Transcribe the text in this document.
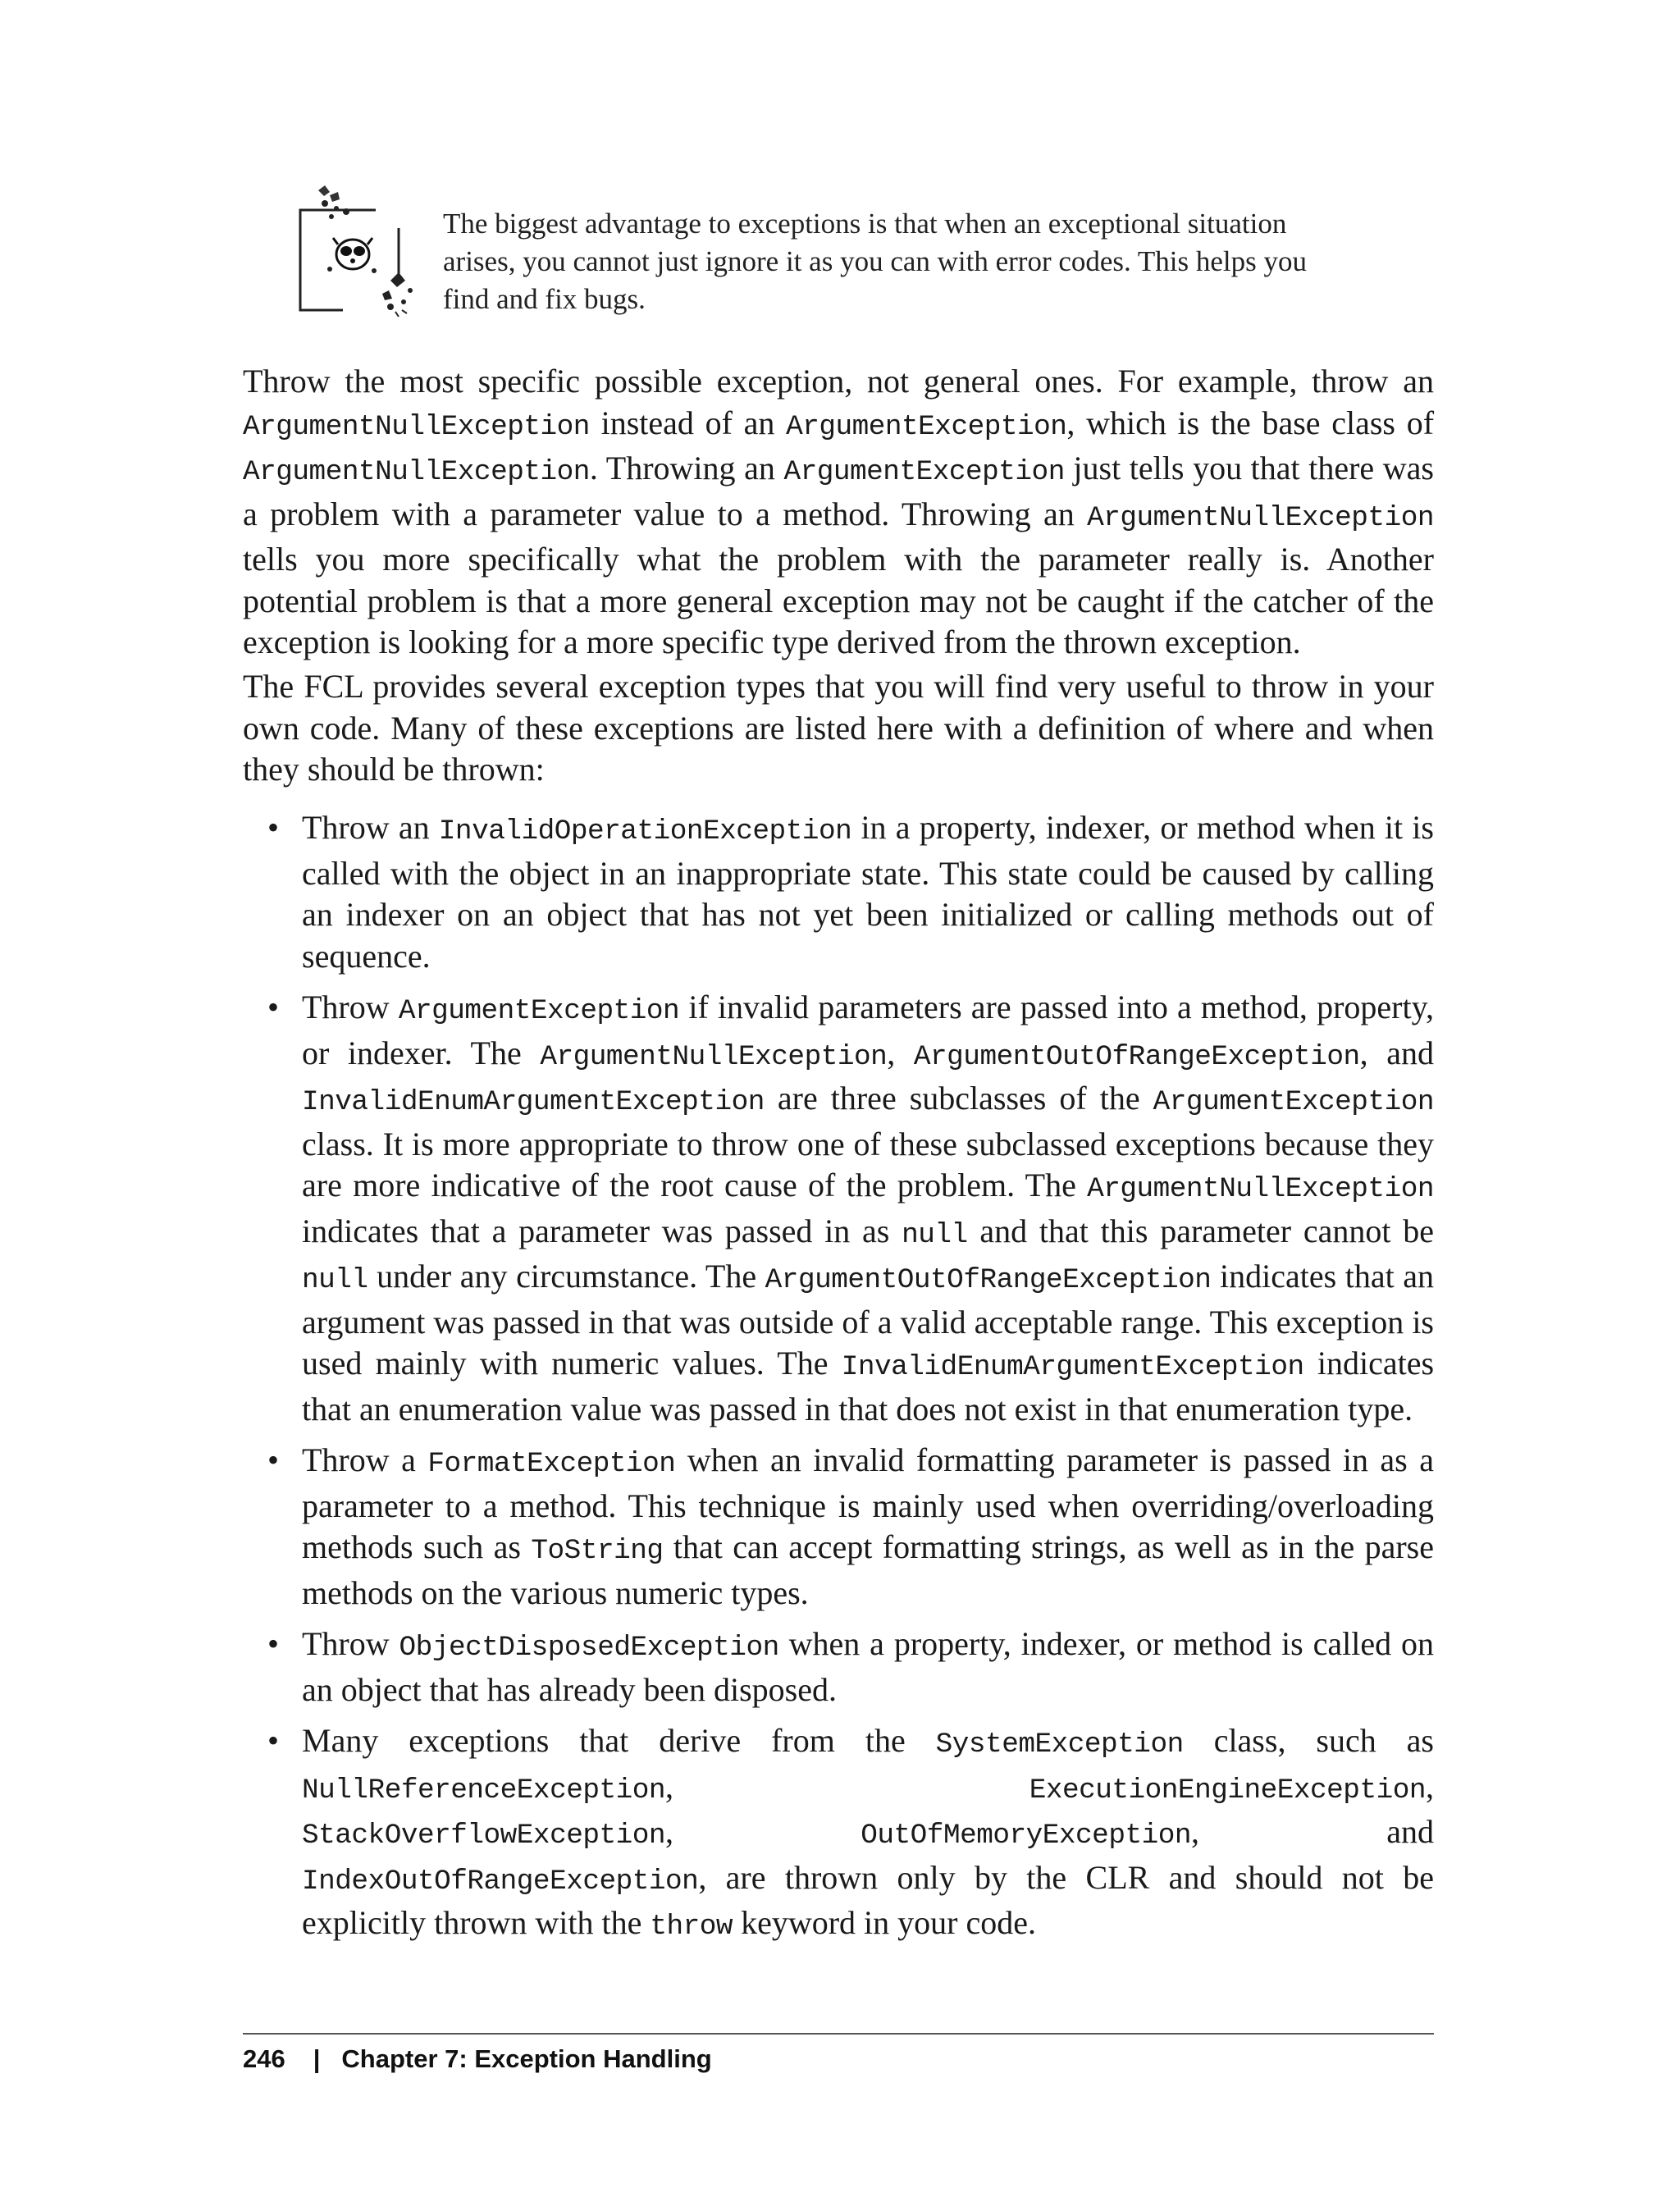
The biggest advantage to exceptions is that when an exceptional situation arises, you cannot just ignore it as you can with error codes. This helps you find and fix bugs.

Throw the most specific possible exception, not general ones. For example, throw an ArgumentNullException instead of an ArgumentException, which is the base class of ArgumentNullException. Throwing an ArgumentException just tells you that there was a problem with a parameter value to a method. Throwing an ArgumentNullException tells you more specifically what the problem with the parameter really is. Another potential problem is that a more general exception may not be caught if the catcher of the exception is looking for a more specific type derived from the thrown exception.

The FCL provides several exception types that you will find very useful to throw in your own code. Many of these exceptions are listed here with a definition of where and when they should be thrown:

• Throw an InvalidOperationException in a property, indexer, or method when it is called with the object in an inappropriate state. This state could be caused by calling an indexer on an object that has not yet been initialized or calling methods out of sequence.
• Throw ArgumentException if invalid parameters are passed into a method, property, or indexer. The ArgumentNullException, ArgumentOutOfRangeException, and InvalidEnumArgumentException are three subclasses of the ArgumentException class. It is more appropriate to throw one of these subclassed exceptions because they are more indicative of the root cause of the problem. The ArgumentNullException indicates that a parameter was passed in as null and that this parameter cannot be null under any circumstance. The ArgumentOutOfRangeException indicates that an argument was passed in that was outside of a valid acceptable range. This exception is used mainly with numeric values. The InvalidEnumArgumentException indicates that an enumeration value was passed in that does not exist in that enumeration type.
• Throw a FormatException when an invalid formatting parameter is passed in as a parameter to a method. This technique is mainly used when overriding/overloading methods such as ToString that can accept formatting strings, as well as in the parse methods on the various numeric types.
• Throw ObjectDisposedException when a property, indexer, or method is called on an object that has already been disposed.
• Many exceptions that derive from the SystemException class, such as NullReferenceException, ExecutionEngineException, StackOverflowException, OutOfMemoryException, and IndexOutOfRangeException, are thrown only by the CLR and should not be explicitly thrown with the throw keyword in your code.
246 | Chapter 7: Exception Handling
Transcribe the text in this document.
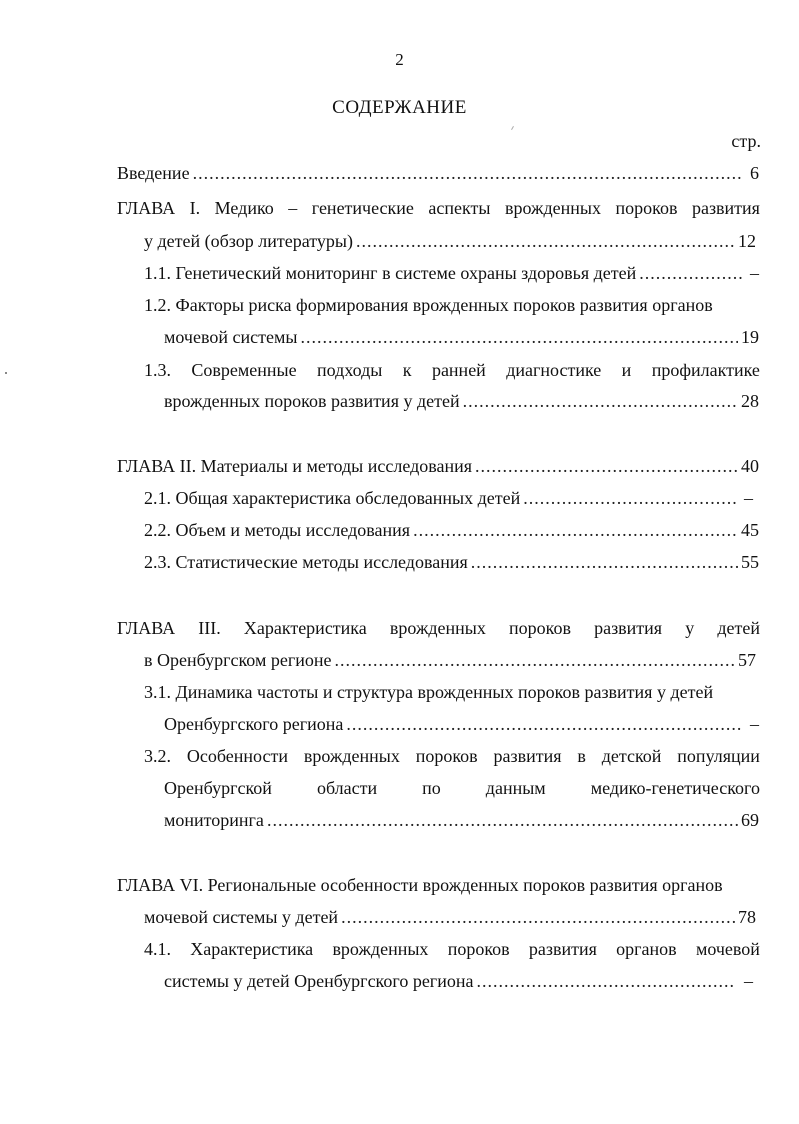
2
СОДЕРЖАНИЕ
стр.
Введение .....	6
ГЛАВА I. Медико – генетические аспекты врожденных пороков развития
у детей (обзор литературы) .....	12
1.1. Генетический мониторинг в системе охраны здоровья детей .....	–
1.2. Факторы риска формирования врожденных пороков развития органов
мочевой системы .....	19
1.3. Современные подходы к ранней диагностике и профилактике
врожденных пороков развития у детей .....	28
ГЛАВА II. Материалы и методы исследования .....	40
2.1. Общая характеристика обследованных детей .....	–
2.2. Объем и методы исследования .....	45
2.3. Статистические методы исследования .....	55
ГЛАВА III. Характеристика врожденных пороков развития у детей
в Оренбургском регионе .....	57
3.1. Динамика частоты и структура врожденных пороков развития у детей
Оренбургского региона .....	–
3.2. Особенности врожденных пороков развития в детской популяции
Оренбургской	области	по	данным	медико-генетического
мониторинга .....	69
ГЛАВА VI. Региональные особенности врожденных пороков развития органов
мочевой системы у детей .....	78
4.1. Характеристика врожденных пороков развития органов мочевой
системы у детей Оренбургского региона .....	–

◇ ◇ ◇ ◇

_What is needed_:
Leave out the pictures and copy everything else in the records word for word.

_Written answer_:
Transcribe the text in this document.
The biggest advantage to exceptions is that when an exceptional situation arises, you cannot just ignore it as you can with error codes. This helps you find and fix bugs.

Throw the most specific possible exception, not general ones. For example, throw an ArgumentNullException instead of an ArgumentException, which is the base class of ArgumentNullException. Throwing an ArgumentException just tells you that there was a problem with a parameter value to a method. Throwing an ArgumentNullException tells you more specifically what the problem with the parameter really is. Another potential problem is that a more general exception may not be caught if the catcher of the exception is looking for a more specific type derived from the thrown exception.

The FCL provides several exception types that you will find very useful to throw in your own code. Many of these exceptions are listed here with a definition of where and when they should be thrown:

• Throw an InvalidOperationException in a property, indexer, or method when it is called with the object in an inappropriate state. This state could be caused by calling an indexer on an object that has not yet been initialized or calling methods out of sequence.
• Throw ArgumentException if invalid parameters are passed into a method, property, or indexer. The ArgumentNullException, ArgumentOutOfRangeException, and InvalidEnumArgumentException are three subclasses of the ArgumentException class. It is more appropriate to throw one of these subclassed exceptions because they are more indicative of the root cause of the problem. The ArgumentNullException indicates that a parameter was passed in as null and that this parameter cannot be null under any circumstance. The ArgumentOutOfRangeException indicates that an argument was passed in that was outside of a valid acceptable range. This exception is used mainly with numeric values. The InvalidEnumArgumentException indicates that an enumeration value was passed in that does not exist in that enumeration type.
• Throw a FormatException when an invalid formatting parameter is passed in as a parameter to a method. This technique is mainly used when overriding/overloading methods such as ToString that can accept formatting strings, as well as in the parse methods on the various numeric types.
• Throw ObjectDisposedException when a property, indexer, or method is called on an object that has already been disposed.
• Many exceptions that derive from the SystemException class, such as NullReferenceException, ExecutionEngineException, StackOverflowException, OutOfMemoryException, and IndexOutOfRangeException, are thrown only by the CLR and should not be explicitly thrown with the throw keyword in your code.
246 | Chapter 7: Exception Handling
Transcribe the text in this document.
2
СОДЕРЖАНИЕ
стр.
Введение .....	6
ГЛАВА I. Медико – генетические аспекты врожденных пороков развития
у детей (обзор литературы) .....	12
1.1. Генетический мониторинг в системе охраны здоровья детей .....	–
1.2. Факторы риска формирования врожденных пороков развития органов
мочевой системы .....	19
1.3. Современные подходы к ранней диагностике и профилактике
врожденных пороков развития у детей .....	28
ГЛАВА II. Материалы и методы исследования .....	40
2.1. Общая характеристика обследованных детей .....	–
2.2. Объем и методы исследования .....	45
2.3. Статистические методы исследования .....	55
ГЛАВА III. Характеристика врожденных пороков развития у детей
в Оренбургском регионе .....	57
3.1. Динамика частоты и структура врожденных пороков развития у детей
Оренбургского региона .....	–
3.2. Особенности врожденных пороков развития в детской популяции
Оренбургской	области	по	данным	медико-генетического
мониторинга .....	69
ГЛАВА VI. Региональные особенности врожденных пороков развития органов
мочевой системы у детей .....	78
4.1. Характеристика врожденных пороков развития органов мочевой
системы у детей Оренбургского региона .....	–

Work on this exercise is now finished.